> _SELECTED EXCERPT_:
We want to show that $\sum\limits_{n = 1}^{N} \left[ \left\{ \frac Nn \right\} \pm \left\{\frac{N}{n^2} \right\} \right] = O(\sqrt N)$.

$$ \sum\limits_{1}^{N} [...] = \sum\limits_{1 \leq n \leq \frac{N}{\left[\sqrt N \right]} }[...] + \sum\limits_{ \frac{N}{\left[\sqrt N \right]} < n \leq N } [...], \\ $$

We split the sum in such a way, so that

1. First part doesn't have too many summands.
2. In the second sum we have $n > \frac{N}{\left[\sqrt N \right]} \geq \sqrt N$, which means we can "drop" braces: $\left\{ \frac{N}{n^2} \right\} = \frac{N}{n^2}$.
3. It will be convenient to work with the second sum later.

First sum is $O(\sqrt N)$ because the $[...]$ part equals either $-1$, $0$ or $1$: $$ \left| \sum\limits_{1 \leq n \leq \frac{N}{\left[\sqrt N \right]}} [...] \right| \leq \sum\limits_{1 \leq n \leq \frac{N}{\left[\sqrt N \right]}} 1 = O(\sqrt{N}) . $$

We'll split second sum even further, so that we can also "drop" braces for $\left\{ \frac Nn \right\}$:

$$ \sum\limits_{ \frac{N}{\left[\sqrt N \right]} < n \leq N} [...] = \sum\limits_{k=1}^{\left[ \sqrt N \right] - 1} \sum\limits_{\frac{N}{k + 1} < n \leq \frac Nk} [...]. $$

Note, that $\frac{N}{k + 1} < n \leq \frac Nk \implies k \leq \frac Nn < k + 1 \implies \left\{ \frac Nn \right\} = \frac Nn - k$.

$$ [...] = \left[ \left\{ \frac Nn \right\} \pm \left\{\frac{N}{n^2} \right\} \right] = \left[ \frac Nn - k \pm \frac {N}{n^2} \right] = \left[ N \frac{n \pm 1}{n^2} \right] - k. $$

When "$\pm$" is "$+$", the $[...]$ is either $0$ or $1$. We want to find for how many $n$ it is $1$.

$$ \left[ N \frac{n + 1}{n^2} \right] - k = 1 \iff N \frac{n + 1}{n^2} \geq k + 1 \iff \frac{k+1}{N}n^2 - n - 1 \leq 0, \\ \text{where} \; n \in \left( \frac{N}{k+1}; \frac Nk \right]. $$

Solving quadratic inequality gives $n \in \left( \frac{N}{k+1}; \frac{N}{k+1} \frac{1 + \sqrt{1 + 4 \frac{k+1}{N}}}{2} \right] $. Length of this semi-interval is

$$ \frac{N}{k+1} \frac{1 + \sqrt{1 + 4 \frac{k+1}{N}}}{2} - \frac{N}{k+1} = \frac{N}{k+1} \frac{-1 + \sqrt{1 + 4 \frac{k+1}{N}}}{2} = \frac{N}{k+1} \frac{-1 + 1 + 4 \frac{k+1}{N}}{2 \left(1 + \sqrt{1 + 4 \frac{k+1}{N}} \right) } = \frac{2}{1 + \sqrt{1 + 4 \frac{k+1}{N}}} < 1. $$

This means that at most $1$ integer $n$ can be inside that semi-interval.

> _EXERCISES_:
• 1. Write out the stretch of the proof excerpt from "We want to show" through "too many summands.".
• 2. Answer these questions from the proof excerpt:
(a) In the first sum, which values can the bracketed part take?
(b) When the sign is "+", which values can the bracketed part take?
(c) At most how many integers n can lie inside the final semi-interval?
The records have no connection to the proof excerpt.

> _RAW DATA_:
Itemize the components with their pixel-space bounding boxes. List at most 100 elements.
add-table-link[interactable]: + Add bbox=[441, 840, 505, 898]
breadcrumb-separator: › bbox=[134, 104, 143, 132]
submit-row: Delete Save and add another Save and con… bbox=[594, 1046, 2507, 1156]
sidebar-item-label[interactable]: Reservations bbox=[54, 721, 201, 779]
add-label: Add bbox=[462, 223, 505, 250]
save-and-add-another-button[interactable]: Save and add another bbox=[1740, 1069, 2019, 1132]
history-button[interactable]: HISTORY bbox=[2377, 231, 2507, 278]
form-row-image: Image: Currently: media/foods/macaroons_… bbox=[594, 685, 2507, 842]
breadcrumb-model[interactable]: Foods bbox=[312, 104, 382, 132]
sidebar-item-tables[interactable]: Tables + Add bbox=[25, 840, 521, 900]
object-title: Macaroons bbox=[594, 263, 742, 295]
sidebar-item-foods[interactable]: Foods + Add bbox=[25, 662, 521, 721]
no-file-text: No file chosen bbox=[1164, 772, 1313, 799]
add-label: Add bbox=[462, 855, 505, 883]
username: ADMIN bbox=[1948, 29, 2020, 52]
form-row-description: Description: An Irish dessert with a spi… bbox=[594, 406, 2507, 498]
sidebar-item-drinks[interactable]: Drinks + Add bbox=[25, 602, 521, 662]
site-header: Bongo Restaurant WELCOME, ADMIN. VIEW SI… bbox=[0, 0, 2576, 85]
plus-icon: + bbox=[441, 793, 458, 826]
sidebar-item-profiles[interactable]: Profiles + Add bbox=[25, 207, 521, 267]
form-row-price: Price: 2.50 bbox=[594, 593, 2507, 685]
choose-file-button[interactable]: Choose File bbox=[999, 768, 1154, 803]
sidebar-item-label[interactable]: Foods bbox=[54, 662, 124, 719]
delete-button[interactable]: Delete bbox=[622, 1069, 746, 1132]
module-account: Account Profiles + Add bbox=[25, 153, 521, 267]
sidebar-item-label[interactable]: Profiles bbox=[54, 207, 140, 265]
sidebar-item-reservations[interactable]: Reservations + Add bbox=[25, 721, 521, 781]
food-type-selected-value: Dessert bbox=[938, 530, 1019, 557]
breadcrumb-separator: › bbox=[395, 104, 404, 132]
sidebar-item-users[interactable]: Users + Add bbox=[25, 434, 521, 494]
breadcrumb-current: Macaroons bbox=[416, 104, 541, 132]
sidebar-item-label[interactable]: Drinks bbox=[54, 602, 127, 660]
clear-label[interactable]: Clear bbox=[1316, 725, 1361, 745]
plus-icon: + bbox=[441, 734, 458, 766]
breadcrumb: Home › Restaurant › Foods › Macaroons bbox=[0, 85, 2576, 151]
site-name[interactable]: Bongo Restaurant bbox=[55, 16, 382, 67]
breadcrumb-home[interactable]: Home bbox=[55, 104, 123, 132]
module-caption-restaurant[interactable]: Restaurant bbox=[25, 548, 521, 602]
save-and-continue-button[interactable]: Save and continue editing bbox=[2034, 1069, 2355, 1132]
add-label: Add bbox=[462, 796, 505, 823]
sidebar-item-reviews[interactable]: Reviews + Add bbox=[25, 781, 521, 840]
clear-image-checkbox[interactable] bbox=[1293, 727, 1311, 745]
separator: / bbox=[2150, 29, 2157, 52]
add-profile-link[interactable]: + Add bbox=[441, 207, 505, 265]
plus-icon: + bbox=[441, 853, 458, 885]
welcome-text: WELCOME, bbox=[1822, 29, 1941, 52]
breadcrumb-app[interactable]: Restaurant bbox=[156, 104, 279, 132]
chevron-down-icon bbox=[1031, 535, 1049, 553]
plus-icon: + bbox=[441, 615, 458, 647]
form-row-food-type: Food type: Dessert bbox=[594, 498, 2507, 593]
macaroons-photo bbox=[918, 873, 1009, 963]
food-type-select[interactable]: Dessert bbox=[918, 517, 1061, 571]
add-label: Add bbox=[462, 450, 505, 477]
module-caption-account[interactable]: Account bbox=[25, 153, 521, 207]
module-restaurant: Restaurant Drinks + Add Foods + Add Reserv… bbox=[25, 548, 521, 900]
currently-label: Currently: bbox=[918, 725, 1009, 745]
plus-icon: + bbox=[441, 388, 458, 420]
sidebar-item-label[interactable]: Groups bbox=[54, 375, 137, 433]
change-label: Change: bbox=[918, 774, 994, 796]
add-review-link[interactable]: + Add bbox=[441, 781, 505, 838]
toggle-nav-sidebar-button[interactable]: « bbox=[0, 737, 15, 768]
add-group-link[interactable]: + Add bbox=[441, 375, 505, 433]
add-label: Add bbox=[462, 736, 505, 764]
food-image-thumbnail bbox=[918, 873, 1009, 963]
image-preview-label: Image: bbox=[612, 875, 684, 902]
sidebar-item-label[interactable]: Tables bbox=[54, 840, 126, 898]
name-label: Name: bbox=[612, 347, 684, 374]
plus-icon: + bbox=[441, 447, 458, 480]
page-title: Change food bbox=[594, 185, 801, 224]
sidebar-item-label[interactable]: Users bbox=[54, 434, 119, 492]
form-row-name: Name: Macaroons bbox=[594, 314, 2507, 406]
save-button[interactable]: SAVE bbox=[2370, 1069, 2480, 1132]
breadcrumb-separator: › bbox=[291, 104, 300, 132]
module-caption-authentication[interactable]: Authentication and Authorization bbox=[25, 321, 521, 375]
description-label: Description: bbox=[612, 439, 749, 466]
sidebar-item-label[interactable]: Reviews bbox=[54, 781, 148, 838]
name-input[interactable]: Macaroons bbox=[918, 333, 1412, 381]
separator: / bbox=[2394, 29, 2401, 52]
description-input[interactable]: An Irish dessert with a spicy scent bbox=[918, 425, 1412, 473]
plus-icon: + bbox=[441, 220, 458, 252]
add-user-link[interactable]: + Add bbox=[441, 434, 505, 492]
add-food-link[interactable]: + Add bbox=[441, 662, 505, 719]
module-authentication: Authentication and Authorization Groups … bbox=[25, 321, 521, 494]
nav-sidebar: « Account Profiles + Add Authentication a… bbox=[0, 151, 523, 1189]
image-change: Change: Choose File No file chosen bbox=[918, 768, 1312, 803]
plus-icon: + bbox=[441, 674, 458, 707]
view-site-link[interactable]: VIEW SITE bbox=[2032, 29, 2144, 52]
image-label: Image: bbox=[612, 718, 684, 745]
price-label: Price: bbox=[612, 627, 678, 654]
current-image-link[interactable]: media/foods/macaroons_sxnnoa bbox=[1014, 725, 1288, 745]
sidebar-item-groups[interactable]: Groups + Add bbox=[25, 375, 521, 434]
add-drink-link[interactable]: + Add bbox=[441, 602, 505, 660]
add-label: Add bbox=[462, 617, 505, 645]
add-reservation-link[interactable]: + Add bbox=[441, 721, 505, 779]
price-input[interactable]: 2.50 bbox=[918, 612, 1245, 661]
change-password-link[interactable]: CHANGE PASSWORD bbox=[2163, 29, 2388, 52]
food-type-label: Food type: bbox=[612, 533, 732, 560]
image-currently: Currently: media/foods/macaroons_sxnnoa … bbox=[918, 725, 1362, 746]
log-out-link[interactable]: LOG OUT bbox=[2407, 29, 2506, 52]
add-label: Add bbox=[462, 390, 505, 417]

> _SOLUTIONS TO THE EXERCISE_:
• 1.
We want to show that $\sum\limits_{n = 1}^{N} \left[ \left\{ \frac Nn \right\} \pm \left\{\frac{N}{n^2} \right\} \right] = O(\sqrt N)$.

$$ \sum\limits_{1}^{N} [...] = \sum\limits_{1 \leq n \leq \frac{N}{\left[\sqrt N \right]} }[...] + \sum\limits_{ \frac{N}{\left[\sqrt N \right]} < n \leq N } [...], \\ $$

We split the sum in such a way, so that

1. First part doesn't have too many summands.

• 2.
(a) −1, 0 or 1
(b) 0 or 1
(c) One